Exercise prompt
Write out the material exactly. Do not include the pictures.

Material
^^^^^^^^

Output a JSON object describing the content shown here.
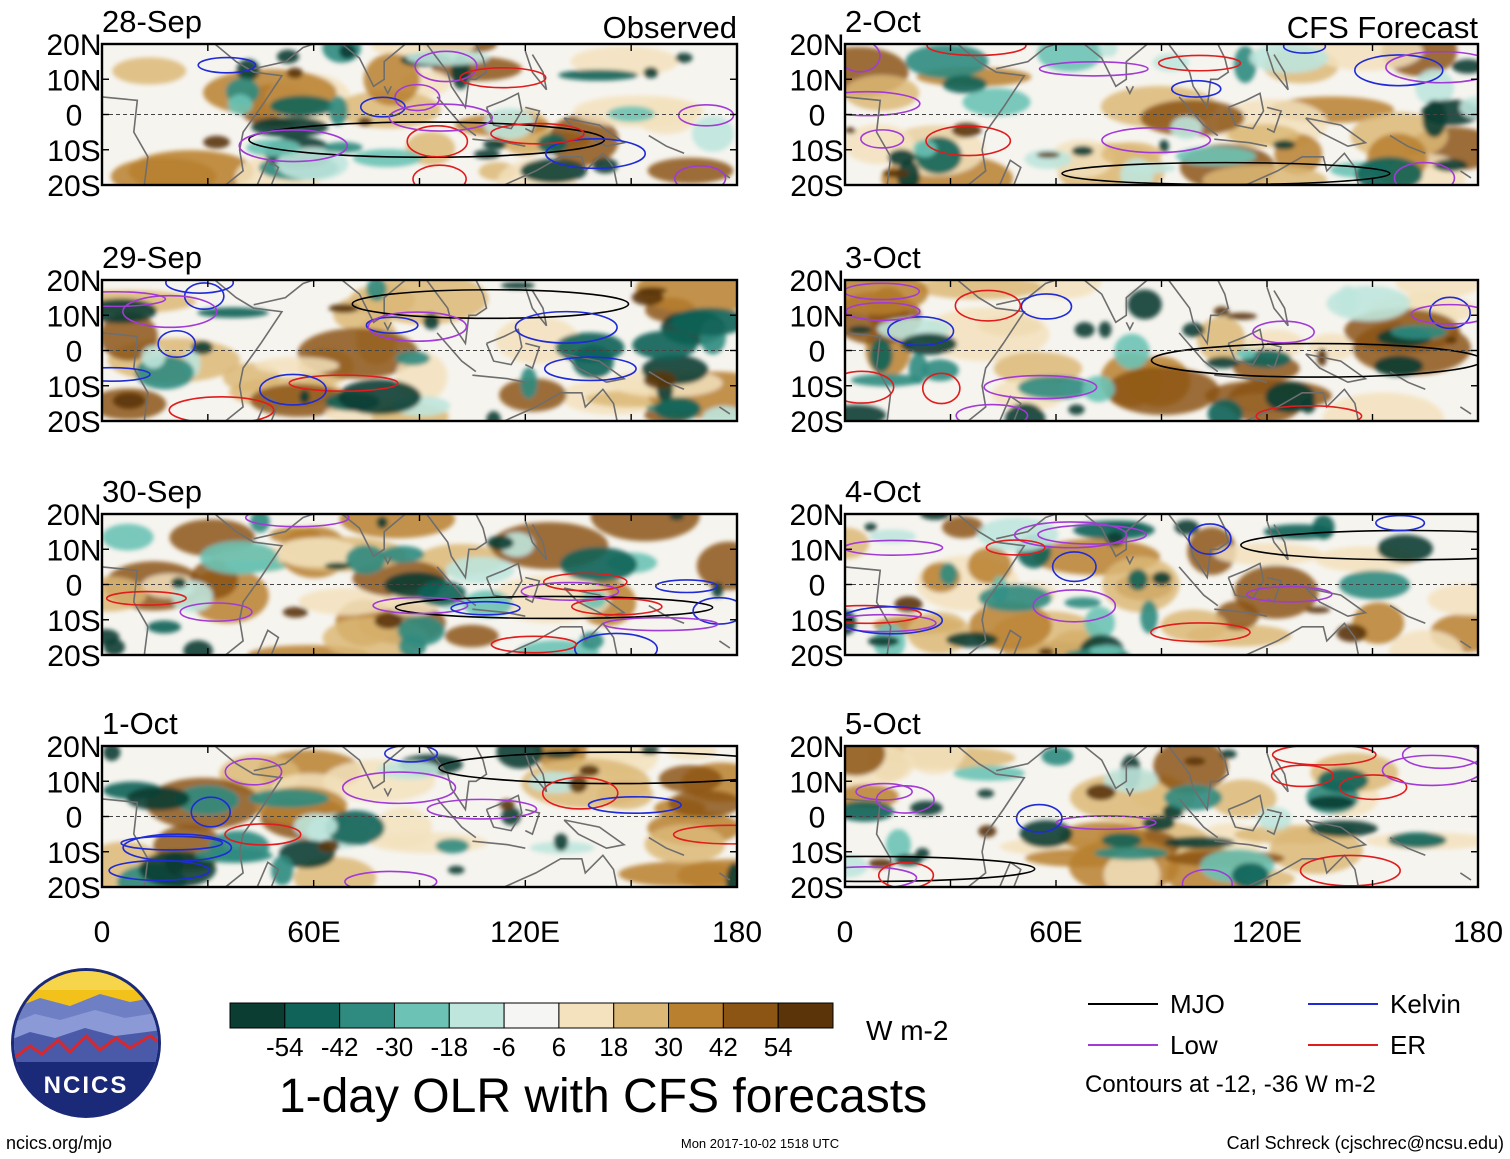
{
  "figure": {
    "title": "1-day OLR with CFS forecasts",
    "observed_label": "Observed",
    "forecast_label": "CFS Forecast",
    "footer_left": "ncics.org/mjo",
    "footer_center": "Mon 2017-10-02 1518 UTC",
    "footer_right": "Carl Schreck (cjschrec@ncsu.edu)",
    "logo_text": "NCICS"
  },
  "panels_observed": [
    {
      "date": "28-Sep"
    },
    {
      "date": "29-Sep"
    },
    {
      "date": "30-Sep"
    },
    {
      "date": "1-Oct"
    }
  ],
  "panels_forecast": [
    {
      "date": "2-Oct"
    },
    {
      "date": "3-Oct"
    },
    {
      "date": "4-Oct"
    },
    {
      "date": "5-Oct"
    }
  ],
  "axes": {
    "lat_labels": [
      "20N",
      "10N",
      "0",
      "10S",
      "20S"
    ],
    "lon_labels": [
      "0",
      "60E",
      "120E",
      "180"
    ]
  },
  "colorbar": {
    "labels": [
      "-54",
      "-42",
      "-30",
      "-18",
      "-6",
      "6",
      "18",
      "30",
      "42",
      "54"
    ],
    "colors": [
      "#0b3d33",
      "#106358",
      "#2f8b80",
      "#6cc3b5",
      "#bfe6dd",
      "#f5f5f3",
      "#f3e2bd",
      "#dcb877",
      "#b8802f",
      "#8c5514",
      "#5b3509"
    ],
    "units": "W m-2"
  },
  "legend": {
    "entries": [
      {
        "label": "MJO",
        "color": "#000000"
      },
      {
        "label": "Kelvin",
        "color": "#1f2bd6"
      },
      {
        "label": "Low",
        "color": "#a23ad6"
      },
      {
        "label": "ER",
        "color": "#e01c1c"
      }
    ],
    "note": "Contours at -12, -36 W m-2"
  }
}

^^^^^^^^

Solution
Output a JSON object describing the content shown here.
{
  "figure": {
    "title": "1-day OLR with CFS forecasts",
    "observed_label": "Observed",
    "forecast_label": "CFS Forecast",
    "footer_left": "ncics.org/mjo",
    "footer_center": "Mon 2017-10-02 1518 UTC",
    "footer_right": "Carl Schreck (cjschrec@ncsu.edu)",
    "logo_text": "NCICS"
  },
  "panels_observed": [
    {
      "date": "28-Sep"
    },
    {
      "date": "29-Sep"
    },
    {
      "date": "30-Sep"
    },
    {
      "date": "1-Oct"
    }
  ],
  "panels_forecast": [
    {
      "date": "2-Oct"
    },
    {
      "date": "3-Oct"
    },
    {
      "date": "4-Oct"
    },
    {
      "date": "5-Oct"
    }
  ],
  "axes": {
    "lat_labels": [
      "20N",
      "10N",
      "0",
      "10S",
      "20S"
    ],
    "lon_labels": [
      "0",
      "60E",
      "120E",
      "180"
    ]
  },
  "colorbar": {
    "labels": [
      "-54",
      "-42",
      "-30",
      "-18",
      "-6",
      "6",
      "18",
      "30",
      "42",
      "54"
    ],
    "colors": [
      "#0b3d33",
      "#106358",
      "#2f8b80",
      "#6cc3b5",
      "#bfe6dd",
      "#f5f5f3",
      "#f3e2bd",
      "#dcb877",
      "#b8802f",
      "#8c5514",
      "#5b3509"
    ],
    "units": "W m-2"
  },
  "legend": {
    "entries": [
      {
        "label": "MJO",
        "color": "#000000"
      },
      {
        "label": "Kelvin",
        "color": "#1f2bd6"
      },
      {
        "label": "Low",
        "color": "#a23ad6"
      },
      {
        "label": "ER",
        "color": "#e01c1c"
      }
    ],
    "note": "Contours at -12, -36 W m-2"
  }
}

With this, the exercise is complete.